> Data shown
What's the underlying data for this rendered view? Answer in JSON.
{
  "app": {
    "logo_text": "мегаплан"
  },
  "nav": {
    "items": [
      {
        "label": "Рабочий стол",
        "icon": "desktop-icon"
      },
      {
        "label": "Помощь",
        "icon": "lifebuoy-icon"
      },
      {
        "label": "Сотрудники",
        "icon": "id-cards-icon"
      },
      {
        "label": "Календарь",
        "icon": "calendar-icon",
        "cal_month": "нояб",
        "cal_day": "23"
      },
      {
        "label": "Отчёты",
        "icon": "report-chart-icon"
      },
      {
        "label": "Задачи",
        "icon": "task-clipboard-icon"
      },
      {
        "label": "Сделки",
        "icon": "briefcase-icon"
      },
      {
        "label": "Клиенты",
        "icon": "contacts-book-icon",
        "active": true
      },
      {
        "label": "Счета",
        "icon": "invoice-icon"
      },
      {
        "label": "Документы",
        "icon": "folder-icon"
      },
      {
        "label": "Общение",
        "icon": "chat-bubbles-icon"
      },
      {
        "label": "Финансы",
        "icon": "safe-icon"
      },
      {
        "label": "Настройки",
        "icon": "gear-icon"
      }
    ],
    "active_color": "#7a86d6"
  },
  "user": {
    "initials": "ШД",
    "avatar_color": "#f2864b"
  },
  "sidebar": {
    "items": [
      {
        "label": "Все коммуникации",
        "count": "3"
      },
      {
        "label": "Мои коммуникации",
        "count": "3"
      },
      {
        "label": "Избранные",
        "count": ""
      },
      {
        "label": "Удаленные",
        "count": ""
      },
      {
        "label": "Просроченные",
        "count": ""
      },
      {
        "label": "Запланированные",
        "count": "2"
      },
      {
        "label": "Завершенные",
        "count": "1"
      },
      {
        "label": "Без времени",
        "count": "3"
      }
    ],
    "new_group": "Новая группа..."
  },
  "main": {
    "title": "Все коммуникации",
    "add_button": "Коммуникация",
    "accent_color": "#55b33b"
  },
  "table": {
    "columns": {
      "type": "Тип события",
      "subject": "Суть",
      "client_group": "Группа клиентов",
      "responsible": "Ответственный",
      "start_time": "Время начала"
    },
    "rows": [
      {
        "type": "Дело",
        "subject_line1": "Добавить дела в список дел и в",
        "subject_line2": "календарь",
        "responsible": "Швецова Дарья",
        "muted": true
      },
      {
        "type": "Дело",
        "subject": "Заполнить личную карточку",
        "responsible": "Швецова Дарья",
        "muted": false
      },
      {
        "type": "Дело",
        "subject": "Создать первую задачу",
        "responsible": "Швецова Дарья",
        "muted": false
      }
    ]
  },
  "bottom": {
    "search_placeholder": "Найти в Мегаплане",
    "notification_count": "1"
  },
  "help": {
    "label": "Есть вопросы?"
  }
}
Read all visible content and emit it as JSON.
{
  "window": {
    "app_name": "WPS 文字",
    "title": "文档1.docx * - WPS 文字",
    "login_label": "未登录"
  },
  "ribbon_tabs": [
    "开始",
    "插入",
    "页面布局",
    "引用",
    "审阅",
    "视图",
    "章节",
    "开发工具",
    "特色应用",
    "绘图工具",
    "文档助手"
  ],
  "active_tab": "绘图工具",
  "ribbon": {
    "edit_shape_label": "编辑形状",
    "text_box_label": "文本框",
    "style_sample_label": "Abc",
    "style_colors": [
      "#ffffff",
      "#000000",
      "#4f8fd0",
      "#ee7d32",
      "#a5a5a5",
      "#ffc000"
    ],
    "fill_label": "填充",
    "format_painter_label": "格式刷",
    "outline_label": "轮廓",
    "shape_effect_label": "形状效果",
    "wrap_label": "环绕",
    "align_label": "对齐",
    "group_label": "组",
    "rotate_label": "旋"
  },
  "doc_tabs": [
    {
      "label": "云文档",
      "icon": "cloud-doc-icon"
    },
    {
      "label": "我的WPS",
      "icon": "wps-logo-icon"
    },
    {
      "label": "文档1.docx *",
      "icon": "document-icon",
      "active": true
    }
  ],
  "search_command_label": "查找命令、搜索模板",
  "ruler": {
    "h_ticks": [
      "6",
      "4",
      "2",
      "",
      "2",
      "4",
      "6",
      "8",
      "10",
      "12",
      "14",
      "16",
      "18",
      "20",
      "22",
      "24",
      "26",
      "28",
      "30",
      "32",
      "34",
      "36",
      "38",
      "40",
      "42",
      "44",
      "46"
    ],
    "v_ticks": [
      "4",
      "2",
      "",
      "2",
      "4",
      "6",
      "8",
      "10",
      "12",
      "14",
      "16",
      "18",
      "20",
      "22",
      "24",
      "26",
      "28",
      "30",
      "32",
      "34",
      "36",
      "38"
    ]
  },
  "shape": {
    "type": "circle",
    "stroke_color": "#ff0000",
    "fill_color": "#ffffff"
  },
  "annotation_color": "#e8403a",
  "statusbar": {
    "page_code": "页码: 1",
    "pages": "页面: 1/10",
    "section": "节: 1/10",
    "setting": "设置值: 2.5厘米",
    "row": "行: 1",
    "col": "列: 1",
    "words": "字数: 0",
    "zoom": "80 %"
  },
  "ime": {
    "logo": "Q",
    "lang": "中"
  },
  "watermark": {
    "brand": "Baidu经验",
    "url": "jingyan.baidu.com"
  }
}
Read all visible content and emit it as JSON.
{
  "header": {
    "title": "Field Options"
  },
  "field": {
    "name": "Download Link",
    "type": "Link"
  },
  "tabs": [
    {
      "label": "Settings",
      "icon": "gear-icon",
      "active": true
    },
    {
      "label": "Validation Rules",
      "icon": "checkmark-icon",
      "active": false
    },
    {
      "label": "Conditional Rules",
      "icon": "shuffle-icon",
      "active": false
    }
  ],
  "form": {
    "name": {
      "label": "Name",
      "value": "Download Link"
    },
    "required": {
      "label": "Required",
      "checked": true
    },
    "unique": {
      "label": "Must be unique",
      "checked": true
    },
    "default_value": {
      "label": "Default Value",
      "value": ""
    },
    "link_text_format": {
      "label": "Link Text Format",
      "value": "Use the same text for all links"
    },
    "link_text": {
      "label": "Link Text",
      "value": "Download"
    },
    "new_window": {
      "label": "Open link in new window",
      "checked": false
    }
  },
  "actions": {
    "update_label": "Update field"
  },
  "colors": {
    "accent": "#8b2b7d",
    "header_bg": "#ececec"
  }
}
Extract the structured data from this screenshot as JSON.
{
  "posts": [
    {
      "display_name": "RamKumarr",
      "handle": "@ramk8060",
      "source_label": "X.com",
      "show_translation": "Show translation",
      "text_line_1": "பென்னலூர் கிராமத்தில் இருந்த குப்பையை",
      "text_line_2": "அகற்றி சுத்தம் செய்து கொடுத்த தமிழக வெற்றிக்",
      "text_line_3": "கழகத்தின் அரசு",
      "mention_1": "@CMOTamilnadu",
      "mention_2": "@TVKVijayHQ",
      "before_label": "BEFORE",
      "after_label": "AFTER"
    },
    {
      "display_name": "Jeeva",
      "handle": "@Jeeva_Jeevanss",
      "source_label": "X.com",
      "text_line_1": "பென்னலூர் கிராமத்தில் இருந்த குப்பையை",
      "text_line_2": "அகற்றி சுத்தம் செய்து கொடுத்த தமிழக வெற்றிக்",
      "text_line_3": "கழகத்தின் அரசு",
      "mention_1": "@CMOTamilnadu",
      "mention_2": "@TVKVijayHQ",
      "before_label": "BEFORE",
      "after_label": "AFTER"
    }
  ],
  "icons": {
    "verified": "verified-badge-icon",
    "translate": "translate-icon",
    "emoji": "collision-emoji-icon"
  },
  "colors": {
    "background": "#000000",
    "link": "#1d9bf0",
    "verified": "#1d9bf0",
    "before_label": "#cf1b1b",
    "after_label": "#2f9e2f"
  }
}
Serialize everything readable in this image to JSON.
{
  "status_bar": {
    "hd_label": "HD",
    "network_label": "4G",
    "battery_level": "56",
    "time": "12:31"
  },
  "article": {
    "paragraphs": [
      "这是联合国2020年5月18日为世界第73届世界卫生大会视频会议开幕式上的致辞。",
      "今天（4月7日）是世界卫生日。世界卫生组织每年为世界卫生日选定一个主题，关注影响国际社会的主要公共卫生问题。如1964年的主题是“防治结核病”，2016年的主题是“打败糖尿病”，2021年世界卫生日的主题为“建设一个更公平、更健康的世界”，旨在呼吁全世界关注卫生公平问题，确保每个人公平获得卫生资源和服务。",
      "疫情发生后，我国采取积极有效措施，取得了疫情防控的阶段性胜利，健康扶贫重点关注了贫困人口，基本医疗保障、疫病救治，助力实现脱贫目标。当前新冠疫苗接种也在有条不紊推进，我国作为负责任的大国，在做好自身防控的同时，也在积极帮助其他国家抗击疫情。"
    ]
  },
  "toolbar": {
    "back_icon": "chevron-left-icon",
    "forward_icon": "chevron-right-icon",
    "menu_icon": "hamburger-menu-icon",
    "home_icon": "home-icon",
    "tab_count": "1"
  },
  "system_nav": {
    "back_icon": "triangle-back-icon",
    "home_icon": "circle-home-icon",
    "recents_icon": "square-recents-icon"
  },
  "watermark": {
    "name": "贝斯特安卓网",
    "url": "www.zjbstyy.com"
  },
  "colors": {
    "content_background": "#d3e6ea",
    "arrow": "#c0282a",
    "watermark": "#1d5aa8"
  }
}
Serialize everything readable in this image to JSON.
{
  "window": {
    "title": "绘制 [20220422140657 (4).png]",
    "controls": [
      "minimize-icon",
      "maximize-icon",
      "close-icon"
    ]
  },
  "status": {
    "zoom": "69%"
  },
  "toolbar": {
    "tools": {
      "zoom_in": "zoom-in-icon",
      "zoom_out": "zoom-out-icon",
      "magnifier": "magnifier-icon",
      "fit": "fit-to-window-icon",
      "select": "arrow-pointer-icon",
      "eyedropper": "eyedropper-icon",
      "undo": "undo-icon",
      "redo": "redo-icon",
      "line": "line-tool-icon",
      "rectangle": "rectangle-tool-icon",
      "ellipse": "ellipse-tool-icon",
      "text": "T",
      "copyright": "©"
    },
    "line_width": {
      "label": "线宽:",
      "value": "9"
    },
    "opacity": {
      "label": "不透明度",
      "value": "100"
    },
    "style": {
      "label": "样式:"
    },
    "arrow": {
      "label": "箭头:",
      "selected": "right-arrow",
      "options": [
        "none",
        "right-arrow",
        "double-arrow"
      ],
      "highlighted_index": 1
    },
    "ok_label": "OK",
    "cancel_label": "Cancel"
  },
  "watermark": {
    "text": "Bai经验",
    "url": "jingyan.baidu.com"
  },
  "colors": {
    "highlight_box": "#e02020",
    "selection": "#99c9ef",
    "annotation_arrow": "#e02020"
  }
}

> Problem requirements
Pick out, from the lines above, every one that contains the string "zoom".

> Complete response
    "zoom": "80 %"
    "zoom": "69%"
      "zoom_in": "zoom-in-icon",
      "zoom_out": "zoom-out-icon",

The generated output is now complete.